*THE TASK*. Quote every entry word for word.

--------

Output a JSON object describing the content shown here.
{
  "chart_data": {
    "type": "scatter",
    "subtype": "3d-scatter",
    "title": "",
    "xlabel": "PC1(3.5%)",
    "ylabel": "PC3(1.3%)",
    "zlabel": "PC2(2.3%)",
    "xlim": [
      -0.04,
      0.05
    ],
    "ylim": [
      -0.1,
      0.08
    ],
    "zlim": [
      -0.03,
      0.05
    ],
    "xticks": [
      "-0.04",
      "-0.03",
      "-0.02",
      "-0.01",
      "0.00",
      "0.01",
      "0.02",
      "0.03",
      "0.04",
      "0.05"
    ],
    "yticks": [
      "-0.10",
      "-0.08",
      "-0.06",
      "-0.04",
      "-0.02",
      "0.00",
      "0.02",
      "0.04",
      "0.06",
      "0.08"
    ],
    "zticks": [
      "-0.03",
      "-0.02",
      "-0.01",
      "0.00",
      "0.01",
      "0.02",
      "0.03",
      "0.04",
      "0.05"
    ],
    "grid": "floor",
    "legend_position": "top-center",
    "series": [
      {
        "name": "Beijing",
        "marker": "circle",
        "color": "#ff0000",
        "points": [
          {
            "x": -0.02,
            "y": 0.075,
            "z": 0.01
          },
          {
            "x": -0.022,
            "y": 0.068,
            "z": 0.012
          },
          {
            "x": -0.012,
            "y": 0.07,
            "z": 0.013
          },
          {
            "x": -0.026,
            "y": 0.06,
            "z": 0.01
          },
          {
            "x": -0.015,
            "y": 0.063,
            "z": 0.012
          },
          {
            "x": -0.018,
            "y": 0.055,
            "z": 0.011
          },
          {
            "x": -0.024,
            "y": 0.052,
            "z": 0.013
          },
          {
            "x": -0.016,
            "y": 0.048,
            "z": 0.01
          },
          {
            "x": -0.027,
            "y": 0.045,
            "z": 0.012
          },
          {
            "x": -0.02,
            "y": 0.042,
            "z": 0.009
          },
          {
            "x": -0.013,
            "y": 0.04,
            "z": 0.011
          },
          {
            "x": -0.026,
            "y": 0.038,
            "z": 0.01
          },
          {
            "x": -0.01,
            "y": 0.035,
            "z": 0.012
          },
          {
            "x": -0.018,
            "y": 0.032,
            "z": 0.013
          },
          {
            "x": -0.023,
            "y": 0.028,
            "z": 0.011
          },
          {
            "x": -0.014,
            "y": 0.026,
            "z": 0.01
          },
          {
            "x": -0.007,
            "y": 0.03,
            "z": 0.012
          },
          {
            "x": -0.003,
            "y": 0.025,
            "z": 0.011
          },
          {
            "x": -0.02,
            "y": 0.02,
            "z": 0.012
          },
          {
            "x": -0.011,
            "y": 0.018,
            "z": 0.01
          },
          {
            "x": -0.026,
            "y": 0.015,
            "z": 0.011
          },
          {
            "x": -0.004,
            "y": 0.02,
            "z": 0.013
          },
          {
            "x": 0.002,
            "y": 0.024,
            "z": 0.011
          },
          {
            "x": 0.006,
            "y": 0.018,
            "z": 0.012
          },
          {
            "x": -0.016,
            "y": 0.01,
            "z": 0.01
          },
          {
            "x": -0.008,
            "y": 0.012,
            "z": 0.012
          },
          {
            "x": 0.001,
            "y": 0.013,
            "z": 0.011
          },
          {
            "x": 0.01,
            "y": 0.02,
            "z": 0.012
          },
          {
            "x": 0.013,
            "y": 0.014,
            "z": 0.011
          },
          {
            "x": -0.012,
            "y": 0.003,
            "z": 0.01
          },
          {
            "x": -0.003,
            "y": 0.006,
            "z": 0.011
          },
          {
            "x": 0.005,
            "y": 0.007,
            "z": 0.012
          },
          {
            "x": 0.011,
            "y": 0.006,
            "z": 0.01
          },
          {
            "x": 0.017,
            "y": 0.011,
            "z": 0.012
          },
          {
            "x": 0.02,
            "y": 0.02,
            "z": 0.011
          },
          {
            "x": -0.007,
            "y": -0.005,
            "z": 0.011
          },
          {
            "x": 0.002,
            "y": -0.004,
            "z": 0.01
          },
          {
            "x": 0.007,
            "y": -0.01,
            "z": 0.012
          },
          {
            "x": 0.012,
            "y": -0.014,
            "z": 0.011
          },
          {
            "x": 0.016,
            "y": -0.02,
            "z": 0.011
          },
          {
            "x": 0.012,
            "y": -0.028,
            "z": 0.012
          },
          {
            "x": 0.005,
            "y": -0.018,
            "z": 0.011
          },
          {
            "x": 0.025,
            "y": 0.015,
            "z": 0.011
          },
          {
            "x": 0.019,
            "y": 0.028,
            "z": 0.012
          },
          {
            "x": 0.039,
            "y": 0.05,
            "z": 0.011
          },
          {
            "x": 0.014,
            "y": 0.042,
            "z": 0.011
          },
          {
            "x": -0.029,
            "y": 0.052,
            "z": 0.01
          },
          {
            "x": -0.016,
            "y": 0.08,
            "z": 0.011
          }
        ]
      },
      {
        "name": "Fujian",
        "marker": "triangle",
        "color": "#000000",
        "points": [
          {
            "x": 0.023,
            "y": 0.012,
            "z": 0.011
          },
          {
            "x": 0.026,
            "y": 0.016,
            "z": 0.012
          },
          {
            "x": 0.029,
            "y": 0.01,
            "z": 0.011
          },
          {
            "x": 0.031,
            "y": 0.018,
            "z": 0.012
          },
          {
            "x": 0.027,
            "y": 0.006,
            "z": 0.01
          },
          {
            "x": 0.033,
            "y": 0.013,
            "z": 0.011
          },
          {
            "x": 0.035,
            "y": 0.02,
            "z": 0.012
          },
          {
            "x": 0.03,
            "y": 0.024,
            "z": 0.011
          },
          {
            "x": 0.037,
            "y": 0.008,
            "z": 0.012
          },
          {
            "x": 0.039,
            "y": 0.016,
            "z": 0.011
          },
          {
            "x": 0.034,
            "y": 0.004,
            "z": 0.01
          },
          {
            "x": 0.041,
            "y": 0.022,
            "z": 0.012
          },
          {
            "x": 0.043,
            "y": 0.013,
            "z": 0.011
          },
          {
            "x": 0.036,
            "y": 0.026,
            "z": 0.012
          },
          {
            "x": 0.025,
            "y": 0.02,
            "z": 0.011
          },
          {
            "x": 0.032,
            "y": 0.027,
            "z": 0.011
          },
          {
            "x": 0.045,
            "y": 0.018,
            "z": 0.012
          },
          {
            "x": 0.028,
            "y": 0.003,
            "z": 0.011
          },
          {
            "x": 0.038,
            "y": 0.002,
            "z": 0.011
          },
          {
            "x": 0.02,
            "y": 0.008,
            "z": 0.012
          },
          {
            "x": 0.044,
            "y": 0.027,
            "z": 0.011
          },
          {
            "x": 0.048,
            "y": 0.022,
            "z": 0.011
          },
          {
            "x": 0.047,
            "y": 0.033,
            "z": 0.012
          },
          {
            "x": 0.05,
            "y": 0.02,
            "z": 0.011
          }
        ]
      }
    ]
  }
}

--------

*TASK RESPONSE*.
Output a JSON object describing the content shown here.
{
  "chart_data": {
    "type": "scatter",
    "subtype": "3d-scatter",
    "title": "",
    "xlabel": "PC1(3.5%)",
    "ylabel": "PC3(1.3%)",
    "zlabel": "PC2(2.3%)",
    "xlim": [
      -0.04,
      0.05
    ],
    "ylim": [
      -0.1,
      0.08
    ],
    "zlim": [
      -0.03,
      0.05
    ],
    "xticks": [
      "-0.04",
      "-0.03",
      "-0.02",
      "-0.01",
      "0.00",
      "0.01",
      "0.02",
      "0.03",
      "0.04",
      "0.05"
    ],
    "yticks": [
      "-0.10",
      "-0.08",
      "-0.06",
      "-0.04",
      "-0.02",
      "0.00",
      "0.02",
      "0.04",
      "0.06",
      "0.08"
    ],
    "zticks": [
      "-0.03",
      "-0.02",
      "-0.01",
      "0.00",
      "0.01",
      "0.02",
      "0.03",
      "0.04",
      "0.05"
    ],
    "grid": "floor",
    "legend_position": "top-center",
    "series": [
      {
        "name": "Beijing",
        "marker": "circle",
        "color": "#ff0000",
        "points": [
          {
            "x": -0.02,
            "y": 0.075,
            "z": 0.01
          },
          {
            "x": -0.022,
            "y": 0.068,
            "z": 0.012
          },
          {
            "x": -0.012,
            "y": 0.07,
            "z": 0.013
          },
          {
            "x": -0.026,
            "y": 0.06,
            "z": 0.01
          },
          {
            "x": -0.015,
            "y": 0.063,
            "z": 0.012
          },
          {
            "x": -0.018,
            "y": 0.055,
            "z": 0.011
          },
          {
            "x": -0.024,
            "y": 0.052,
            "z": 0.013
          },
          {
            "x": -0.016,
            "y": 0.048,
            "z": 0.01
          },
          {
            "x": -0.027,
            "y": 0.045,
            "z": 0.012
          },
          {
            "x": -0.02,
            "y": 0.042,
            "z": 0.009
          },
          {
            "x": -0.013,
            "y": 0.04,
            "z": 0.011
          },
          {
            "x": -0.026,
            "y": 0.038,
            "z": 0.01
          },
          {
            "x": -0.01,
            "y": 0.035,
            "z": 0.012
          },
          {
            "x": -0.018,
            "y": 0.032,
            "z": 0.013
          },
          {
            "x": -0.023,
            "y": 0.028,
            "z": 0.011
          },
          {
            "x": -0.014,
            "y": 0.026,
            "z": 0.01
          },
          {
            "x": -0.007,
            "y": 0.03,
            "z": 0.012
          },
          {
            "x": -0.003,
            "y": 0.025,
            "z": 0.011
          },
          {
            "x": -0.02,
            "y": 0.02,
            "z": 0.012
          },
          {
            "x": -0.011,
            "y": 0.018,
            "z": 0.01
          },
          {
            "x": -0.026,
            "y": 0.015,
            "z": 0.011
          },
          {
            "x": -0.004,
            "y": 0.02,
            "z": 0.013
          },
          {
            "x": 0.002,
            "y": 0.024,
            "z": 0.011
          },
          {
            "x": 0.006,
            "y": 0.018,
            "z": 0.012
          },
          {
            "x": -0.016,
            "y": 0.01,
            "z": 0.01
          },
          {
            "x": -0.008,
            "y": 0.012,
            "z": 0.012
          },
          {
            "x": 0.001,
            "y": 0.013,
            "z": 0.011
          },
          {
            "x": 0.01,
            "y": 0.02,
            "z": 0.012
          },
          {
            "x": 0.013,
            "y": 0.014,
            "z": 0.011
          },
          {
            "x": -0.012,
            "y": 0.003,
            "z": 0.01
          },
          {
            "x": -0.003,
            "y": 0.006,
            "z": 0.011
          },
          {
            "x": 0.005,
            "y": 0.007,
            "z": 0.012
          },
          {
            "x": 0.011,
            "y": 0.006,
            "z": 0.01
          },
          {
            "x": 0.017,
            "y": 0.011,
            "z": 0.012
          },
          {
            "x": 0.02,
            "y": 0.02,
            "z": 0.011
          },
          {
            "x": -0.007,
            "y": -0.005,
            "z": 0.011
          },
          {
            "x": 0.002,
            "y": -0.004,
            "z": 0.01
          },
          {
            "x": 0.007,
            "y": -0.01,
            "z": 0.012
          },
          {
            "x": 0.012,
            "y": -0.014,
            "z": 0.011
          },
          {
            "x": 0.016,
            "y": -0.02,
            "z": 0.011
          },
          {
            "x": 0.012,
            "y": -0.028,
            "z": 0.012
          },
          {
            "x": 0.005,
            "y": -0.018,
            "z": 0.011
          },
          {
            "x": 0.025,
            "y": 0.015,
            "z": 0.011
          },
          {
            "x": 0.019,
            "y": 0.028,
            "z": 0.012
          },
          {
            "x": 0.039,
            "y": 0.05,
            "z": 0.011
          },
          {
            "x": 0.014,
            "y": 0.042,
            "z": 0.011
          },
          {
            "x": -0.029,
            "y": 0.052,
            "z": 0.01
          },
          {
            "x": -0.016,
            "y": 0.08,
            "z": 0.011
          }
        ]
      },
      {
        "name": "Fujian",
        "marker": "triangle",
        "color": "#000000",
        "points": [
          {
            "x": 0.023,
            "y": 0.012,
            "z": 0.011
          },
          {
            "x": 0.026,
            "y": 0.016,
            "z": 0.012
          },
          {
            "x": 0.029,
            "y": 0.01,
            "z": 0.011
          },
          {
            "x": 0.031,
            "y": 0.018,
            "z": 0.012
          },
          {
            "x": 0.027,
            "y": 0.006,
            "z": 0.01
          },
          {
            "x": 0.033,
            "y": 0.013,
            "z": 0.011
          },
          {
            "x": 0.035,
            "y": 0.02,
            "z": 0.012
          },
          {
            "x": 0.03,
            "y": 0.024,
            "z": 0.011
          },
          {
            "x": 0.037,
            "y": 0.008,
            "z": 0.012
          },
          {
            "x": 0.039,
            "y": 0.016,
            "z": 0.011
          },
          {
            "x": 0.034,
            "y": 0.004,
            "z": 0.01
          },
          {
            "x": 0.041,
            "y": 0.022,
            "z": 0.012
          },
          {
            "x": 0.043,
            "y": 0.013,
            "z": 0.011
          },
          {
            "x": 0.036,
            "y": 0.026,
            "z": 0.012
          },
          {
            "x": 0.025,
            "y": 0.02,
            "z": 0.011
          },
          {
            "x": 0.032,
            "y": 0.027,
            "z": 0.011
          },
          {
            "x": 0.045,
            "y": 0.018,
            "z": 0.012
          },
          {
            "x": 0.028,
            "y": 0.003,
            "z": 0.011
          },
          {
            "x": 0.038,
            "y": 0.002,
            "z": 0.011
          },
          {
            "x": 0.02,
            "y": 0.008,
            "z": 0.012
          },
          {
            "x": 0.044,
            "y": 0.027,
            "z": 0.011
          },
          {
            "x": 0.048,
            "y": 0.022,
            "z": 0.011
          },
          {
            "x": 0.047,
            "y": 0.033,
            "z": 0.012
          },
          {
            "x": 0.05,
            "y": 0.02,
            "z": 0.011
          }
        ]
      }
    ]
  }
}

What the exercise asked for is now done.